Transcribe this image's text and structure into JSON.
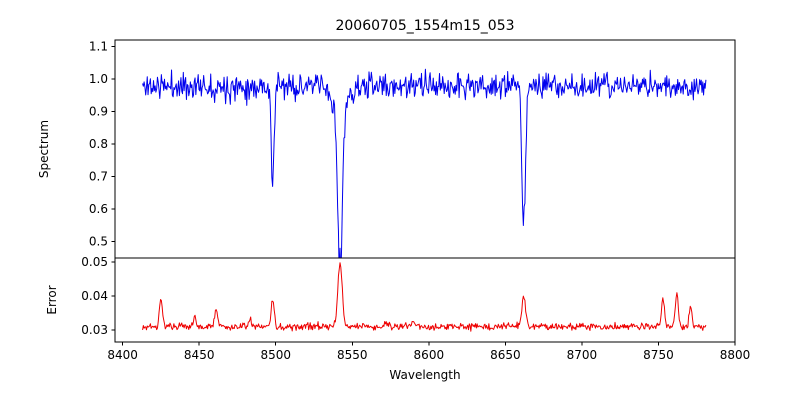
{
  "chart_data": {
    "type": "line",
    "title": "20060705_1554m15_053",
    "xlabel": "Wavelength",
    "xlim": [
      8395,
      8800
    ],
    "x_data_range": [
      8413,
      8781
    ],
    "x_ticks": [
      "8400",
      "8450",
      "8500",
      "8550",
      "8600",
      "8650",
      "8700",
      "8750",
      "8800"
    ],
    "n_points": 720,
    "seed": 11,
    "grid": false,
    "legend": "none",
    "panels": [
      {
        "ylabel": "Spectrum",
        "ylim": [
          0.45,
          1.12
        ],
        "yticks": [
          "0.5",
          "0.6",
          "0.7",
          "0.8",
          "0.9",
          "1.0",
          "1.1"
        ],
        "series": {
          "name": "spectrum",
          "color": "#0000ee",
          "baseline": 0.978,
          "noise_sigma": 0.02,
          "absorption_lines": [
            {
              "center": 8498,
              "min": 0.67,
              "sigma": 0.9
            },
            {
              "center": 8542,
              "min": 0.48,
              "sigma": 1.4,
              "wing_depth": 0.1,
              "wing_sigma": 4.5
            },
            {
              "center": 8662,
              "min": 0.55,
              "sigma": 1.1
            }
          ]
        }
      },
      {
        "ylabel": "Error",
        "ylim": [
          0.0265,
          0.0512
        ],
        "yticks": [
          "0.03",
          "0.04",
          "0.05"
        ],
        "series": {
          "name": "error",
          "color": "#ee0000",
          "baseline": 0.031,
          "noise_sigma": 0.0005,
          "peaks": [
            {
              "center": 8425,
              "value": 0.039,
              "sigma": 1.0
            },
            {
              "center": 8447,
              "value": 0.034,
              "sigma": 0.9
            },
            {
              "center": 8461,
              "value": 0.036,
              "sigma": 1.0
            },
            {
              "center": 8483,
              "value": 0.033,
              "sigma": 0.9
            },
            {
              "center": 8498,
              "value": 0.0385,
              "sigma": 1.0
            },
            {
              "center": 8542,
              "value": 0.0498,
              "sigma": 1.4
            },
            {
              "center": 8572,
              "value": 0.0325,
              "sigma": 1.0
            },
            {
              "center": 8590,
              "value": 0.0325,
              "sigma": 1.0
            },
            {
              "center": 8662,
              "value": 0.04,
              "sigma": 1.2
            },
            {
              "center": 8753,
              "value": 0.0395,
              "sigma": 1.0
            },
            {
              "center": 8762,
              "value": 0.041,
              "sigma": 1.0
            },
            {
              "center": 8771,
              "value": 0.037,
              "sigma": 0.9
            }
          ]
        }
      }
    ]
  }
}
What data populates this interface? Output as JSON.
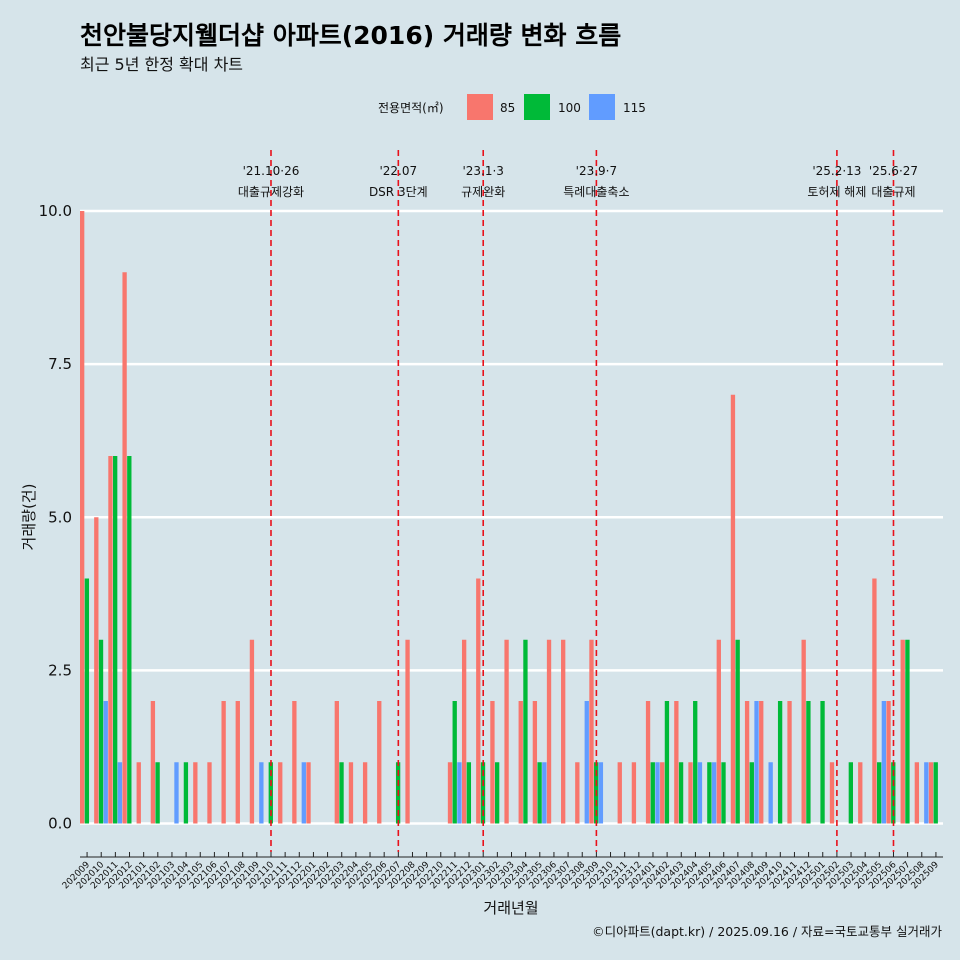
{
  "chart_data": {
    "type": "bar",
    "title": "천안불당지웰더샵 아파트(2016) 거래량 변화 흐름",
    "subtitle": "최근 5년 한정 확대 차트",
    "xlabel": "거래년월",
    "ylabel": "거래량(건)",
    "ylim": [
      -0.4,
      10.6
    ],
    "yticks": [
      "0.0",
      "2.5",
      "5.0",
      "7.5",
      "10.0"
    ],
    "ytick_values": [
      0,
      2.5,
      5,
      7.5,
      10
    ],
    "grid": true,
    "legend": {
      "title": "전용면적(㎡)",
      "position": "top",
      "entries": [
        "85",
        "100",
        "115"
      ]
    },
    "colors": {
      "85": "#f8766d",
      "100": "#00ba38",
      "115": "#619cff"
    },
    "categories": [
      "202009",
      "202010",
      "202011",
      "202012",
      "202101",
      "202102",
      "202103",
      "202104",
      "202105",
      "202106",
      "202107",
      "202108",
      "202109",
      "202110",
      "202111",
      "202112",
      "202201",
      "202202",
      "202203",
      "202204",
      "202205",
      "202206",
      "202207",
      "202208",
      "202209",
      "202210",
      "202211",
      "202212",
      "202301",
      "202302",
      "202303",
      "202304",
      "202305",
      "202306",
      "202307",
      "202308",
      "202309",
      "202310",
      "202311",
      "202312",
      "202401",
      "202402",
      "202403",
      "202404",
      "202405",
      "202406",
      "202407",
      "202408",
      "202409",
      "202410",
      "202411",
      "202412",
      "202501",
      "202502",
      "202503",
      "202504",
      "202505",
      "202506",
      "202507",
      "202508",
      "202509"
    ],
    "series": [
      {
        "name": "85",
        "values": [
          10,
          5,
          6,
          9,
          1,
          2,
          0,
          0,
          1,
          1,
          2,
          2,
          3,
          0,
          1,
          2,
          1,
          0,
          2,
          1,
          1,
          2,
          0,
          3,
          0,
          0,
          1,
          3,
          4,
          2,
          3,
          2,
          2,
          3,
          3,
          1,
          3,
          0,
          1,
          1,
          2,
          1,
          2,
          1,
          0,
          3,
          7,
          2,
          2,
          0,
          2,
          3,
          0,
          1,
          0,
          1,
          4,
          2,
          3,
          1,
          1
        ]
      },
      {
        "name": "100",
        "values": [
          4,
          3,
          6,
          6,
          0,
          1,
          0,
          1,
          0,
          0,
          0,
          0,
          0,
          1,
          0,
          0,
          0,
          0,
          1,
          0,
          0,
          0,
          1,
          0,
          0,
          0,
          2,
          1,
          1,
          1,
          0,
          3,
          1,
          0,
          0,
          0,
          1,
          0,
          0,
          0,
          1,
          2,
          1,
          2,
          1,
          1,
          3,
          1,
          0,
          2,
          0,
          2,
          2,
          0,
          1,
          0,
          1,
          1,
          3,
          0,
          1
        ]
      },
      {
        "name": "115",
        "values": [
          0,
          2,
          1,
          0,
          0,
          0,
          1,
          0,
          0,
          0,
          0,
          0,
          1,
          0,
          0,
          1,
          0,
          0,
          0,
          0,
          0,
          0,
          0,
          0,
          0,
          0,
          1,
          0,
          0,
          0,
          0,
          0,
          1,
          0,
          0,
          2,
          1,
          0,
          0,
          0,
          1,
          0,
          0,
          1,
          1,
          0,
          0,
          2,
          1,
          0,
          0,
          0,
          0,
          0,
          0,
          0,
          2,
          0,
          0,
          1,
          0
        ]
      }
    ],
    "events": [
      {
        "date": "'21.10·26",
        "label": "대출규제강화",
        "at": "202110"
      },
      {
        "date": "'22.07",
        "label": "DSR 3단계",
        "at": "202207"
      },
      {
        "date": "'23.1·3",
        "label": "규제완화",
        "at": "202301"
      },
      {
        "date": "'23.9·7",
        "label": "특례대출축소",
        "at": "202309"
      },
      {
        "date": "'25.2·13",
        "label": "토허제 해제",
        "at": "202502"
      },
      {
        "date": "'25.6·27",
        "label": "대출규제",
        "at": "202506"
      }
    ],
    "caption": "©디아파트(dapt.kr) / 2025.09.16 / 자료=국토교통부 실거래가"
  }
}
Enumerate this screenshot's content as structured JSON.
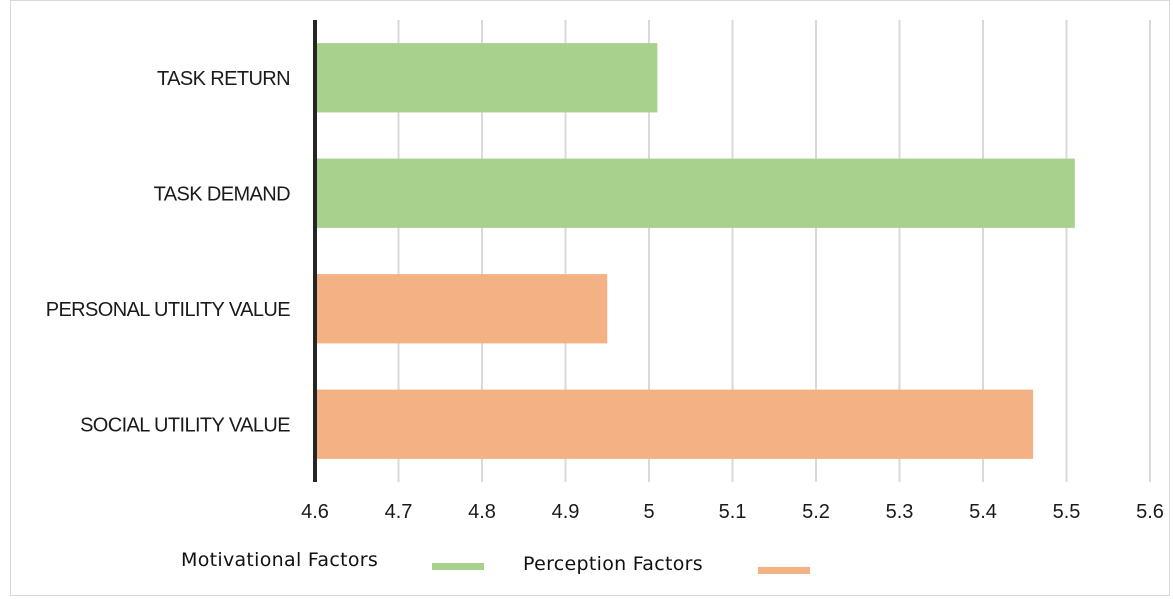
{
  "chart_data": {
    "type": "bar",
    "orientation": "horizontal",
    "categories": [
      "TASK RETURN",
      "TASK DEMAND",
      "PERSONAL UTILITY VALUE",
      "SOCIAL UTILITY VALUE"
    ],
    "values": [
      5.01,
      5.51,
      4.95,
      5.46
    ],
    "series_membership": [
      "Motivational Factors",
      "Motivational Factors",
      "Perception Factors",
      "Perception Factors"
    ],
    "series": [
      {
        "name": "Motivational Factors",
        "color": "#a9d18e"
      },
      {
        "name": "Perception Factors",
        "color": "#f4b183"
      }
    ],
    "xlim": [
      4.6,
      5.6
    ],
    "xticks": [
      "4.6",
      "4.7",
      "4.8",
      "4.9",
      "5",
      "5.1",
      "5.2",
      "5.3",
      "5.4",
      "5.5",
      "5.6"
    ],
    "title": "",
    "xlabel": "",
    "ylabel": "",
    "grid": "vertical",
    "legend_position": "bottom-left",
    "axis_color": "#262626",
    "grid_color": "#d9d9d9"
  }
}
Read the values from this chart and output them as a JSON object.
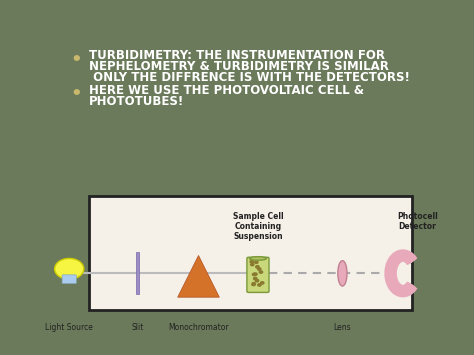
{
  "bg_color": "#6b7a5a",
  "bullet1_line1": "TURBIDIMETRY: THE INSTRUMENTATION FOR",
  "bullet1_line2": "NEPHELOMETRY & TURBIDIMETRY IS SIMILAR",
  "bullet1_line3": " ONLY THE DIFFRENCE IS WITH THE DETECTORS!",
  "bullet2_line1": "HERE WE USE THE PHOTOVOLTAIC CELL &",
  "bullet2_line2": "PHOTOTUBES!",
  "diagram_bg": "#f5f0e8",
  "diagram_border": "#222222",
  "label_light_source": "Light Source",
  "label_slit": "Slit",
  "label_monochromator": "Monochromator",
  "label_sample_cell_line1": "Sample Cell",
  "label_sample_cell_line2": "Containing",
  "label_sample_cell_line3": "Suspension",
  "label_lens": "Lens",
  "label_photocell_line1": "Photocell",
  "label_photocell_line2": "Detector",
  "text_color_bullet": "#ffffff",
  "bullet_color": "#c8b86e",
  "diagram_text_color": "#222222"
}
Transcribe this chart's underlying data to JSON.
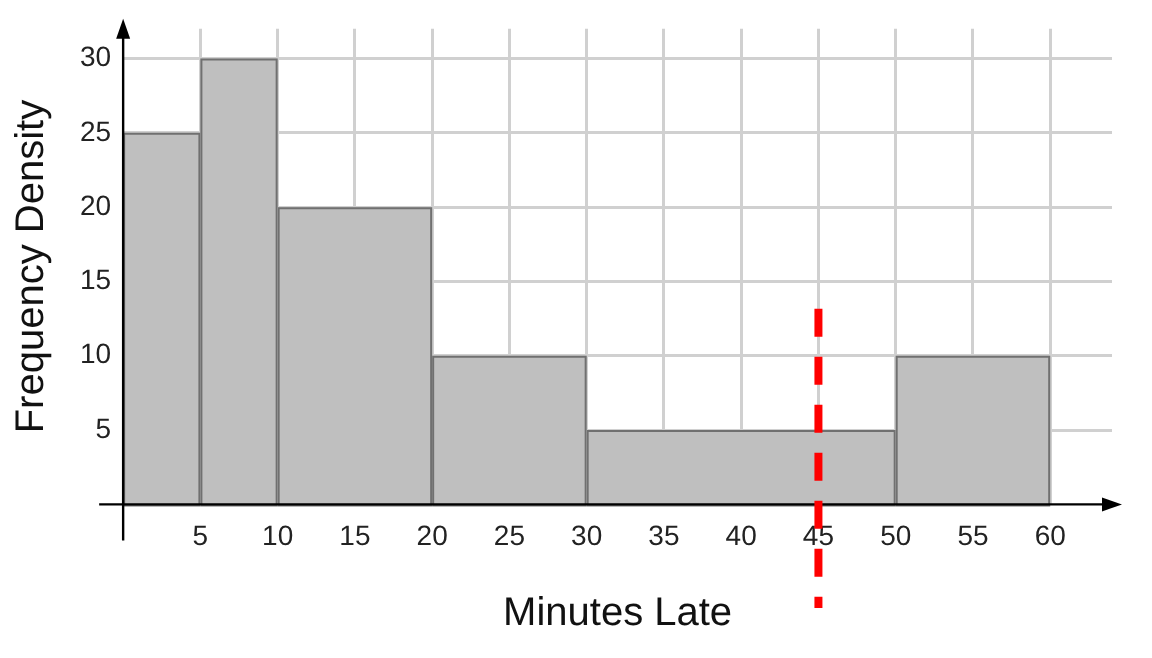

----

▶ YOUR TASK
From the listing, copy every line where the string "TURBIDIMETRY" appears.

▶ SOLVED PROBLEM
  "bullet1_line1": "TURBIDIMETRY: THE INSTRUMENTATION FOR",
  "bullet1_line2": "NEPHELOMETRY & TURBIDIMETRY IS SIMILAR",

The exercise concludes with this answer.